• **Instructions to follow**
Everything in the data should be repeated exactly, save for the images.

****

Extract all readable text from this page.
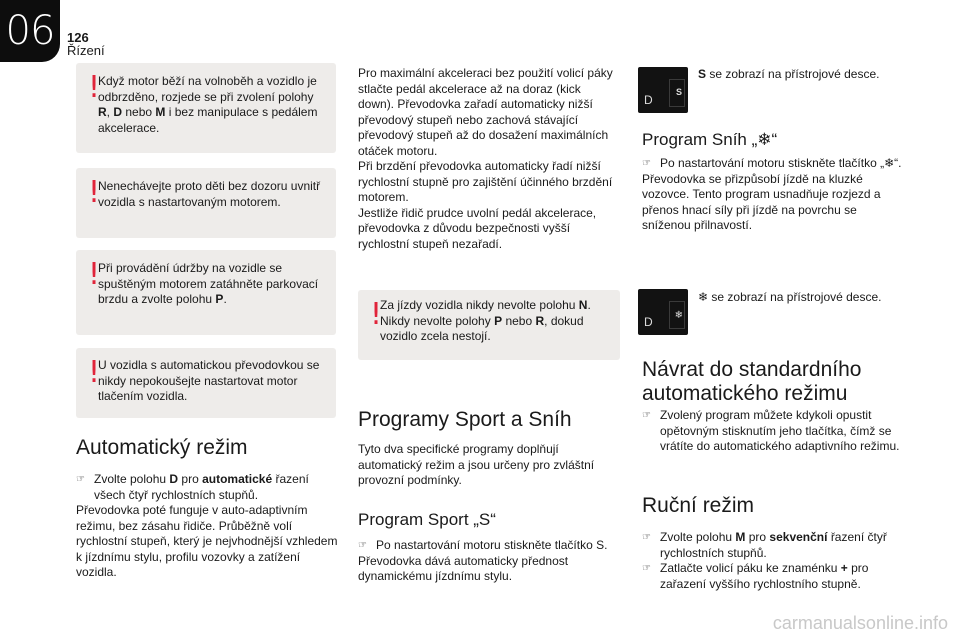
06 126
Řízení
!
Když motor běží na volnoběh a vozidlo je odbrzděno, rozjede se při zvolení polohy R, D nebo M i bez manipulace s pedálem akcelerace.
!
Nenechávejte proto děti bez dozoru uvnitř vozidla s nastartovaným motorem.
!
Při provádění údržby na vozidle se spuštěným motorem zatáhněte parkovací brzdu a zvolte polohu P.
!
U vozidla s automatickou převodovkou se nikdy nepokoušejte nastartovat motor tlačením vozidla.
Automatický režim
☞ Zvolte polohu D pro automatické řazení všech čtyř rychlostních stupňů.
Převodovka poté funguje v auto-adaptivním režimu, bez zásahu řidiče. Průběžně volí rychlostní stupeň, který je nejvhodnější vzhledem k jízdnímu stylu, profilu vozovky a zatížení vozidla.
Pro maximální akceleraci bez použití volicí páky stlačte pedál akcelerace až na doraz (kick down). Převodovka zařadí automaticky nižší převodový stupeň nebo zachová stávající převodový stupeň až do dosažení maximálních otáček motoru.
Při brzdění převodovka automaticky řadí nižší rychlostní stupně pro zajištění účinného brzdění motorem.
Jestliže řidič prudce uvolní pedál akcelerace, převodovka z důvodu bezpečnosti vyšší rychlostní stupeň nezařadí.
!
Za jízdy vozidla nikdy nevolte polohu N. Nikdy nevolte polohy P nebo R, dokud vozidlo zcela nestojí.
Programy Sport a Sníh
Tyto dva specifické programy doplňují automatický režim a jsou určeny pro zvláštní provozní podmínky.
Program Sport „S“
☞ Po nastartování motoru stiskněte tlačítko S.
Převodovka dává automaticky přednost dynamickému jízdnímu stylu.
D
S
S se zobrazí na přístrojové desce.
Program Sníh „❄“
☞ Po nastartování motoru stiskněte tlačítko „❄“.
Převodovka se přizpůsobí jízdě na kluzké vozovce. Tento program usnadňuje rozjezd a přenos hnací síly při jízdě na povrchu se sníženou přilnavostí.
D ❄
❄ se zobrazí na přístrojové desce.
Návrat do standardního
automatického režimu
☞ Zvolený program můžete kdykoli opustit opětovným stisknutím jeho tlačítka, čímž se vrátíte do automatického adaptivního režimu.
Ruční režim
☞ Zvolte polohu M pro sekvenční řazení čtyř rychlostních stupňů.
☞ Zatlačte volicí páku ke znaménku + pro zařazení vyššího rychlostního stupně.
carmanualsonline.info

****

• **Solution**
Extract all readable text from this page.
06 126
Řízení
!
Když motor běží na volnoběh a vozidlo je odbrzděno, rozjede se při zvolení polohy R, D nebo M i bez manipulace s pedálem akcelerace.
!
Nenechávejte proto děti bez dozoru uvnitř vozidla s nastartovaným motorem.
!
Při provádění údržby na vozidle se spuštěným motorem zatáhněte parkovací brzdu a zvolte polohu P.
!
U vozidla s automatickou převodovkou se nikdy nepokoušejte nastartovat motor tlačením vozidla.
Automatický režim
☞ Zvolte polohu D pro automatické řazení všech čtyř rychlostních stupňů.
Převodovka poté funguje v auto-adaptivním režimu, bez zásahu řidiče. Průběžně volí rychlostní stupeň, který je nejvhodnější vzhledem k jízdnímu stylu, profilu vozovky a zatížení vozidla.
Pro maximální akceleraci bez použití volicí páky stlačte pedál akcelerace až na doraz (kick down). Převodovka zařadí automaticky nižší převodový stupeň nebo zachová stávající převodový stupeň až do dosažení maximálních otáček motoru.
Při brzdění převodovka automaticky řadí nižší rychlostní stupně pro zajištění účinného brzdění motorem.
Jestliže řidič prudce uvolní pedál akcelerace, převodovka z důvodu bezpečnosti vyšší rychlostní stupeň nezařadí.
!
Za jízdy vozidla nikdy nevolte polohu N. Nikdy nevolte polohy P nebo R, dokud vozidlo zcela nestojí.
Programy Sport a Sníh
Tyto dva specifické programy doplňují automatický režim a jsou určeny pro zvláštní provozní podmínky.
Program Sport „S“
☞ Po nastartování motoru stiskněte tlačítko S.
Převodovka dává automaticky přednost dynamickému jízdnímu stylu.
D
S
S se zobrazí na přístrojové desce.
Program Sníh „❄“
☞ Po nastartování motoru stiskněte tlačítko „❄“.
Převodovka se přizpůsobí jízdě na kluzké vozovce. Tento program usnadňuje rozjezd a přenos hnací síly při jízdě na povrchu se sníženou přilnavostí.
D ❄
❄ se zobrazí na přístrojové desce.
Návrat do standardního
automatického režimu
☞ Zvolený program můžete kdykoli opustit opětovným stisknutím jeho tlačítka, čímž se vrátíte do automatického adaptivního režimu.
Ruční režim
☞ Zvolte polohu M pro sekvenční řazení čtyř rychlostních stupňů.
☞ Zatlačte volicí páku ke znaménku + pro zařazení vyššího rychlostního stupně.
carmanualsonline.info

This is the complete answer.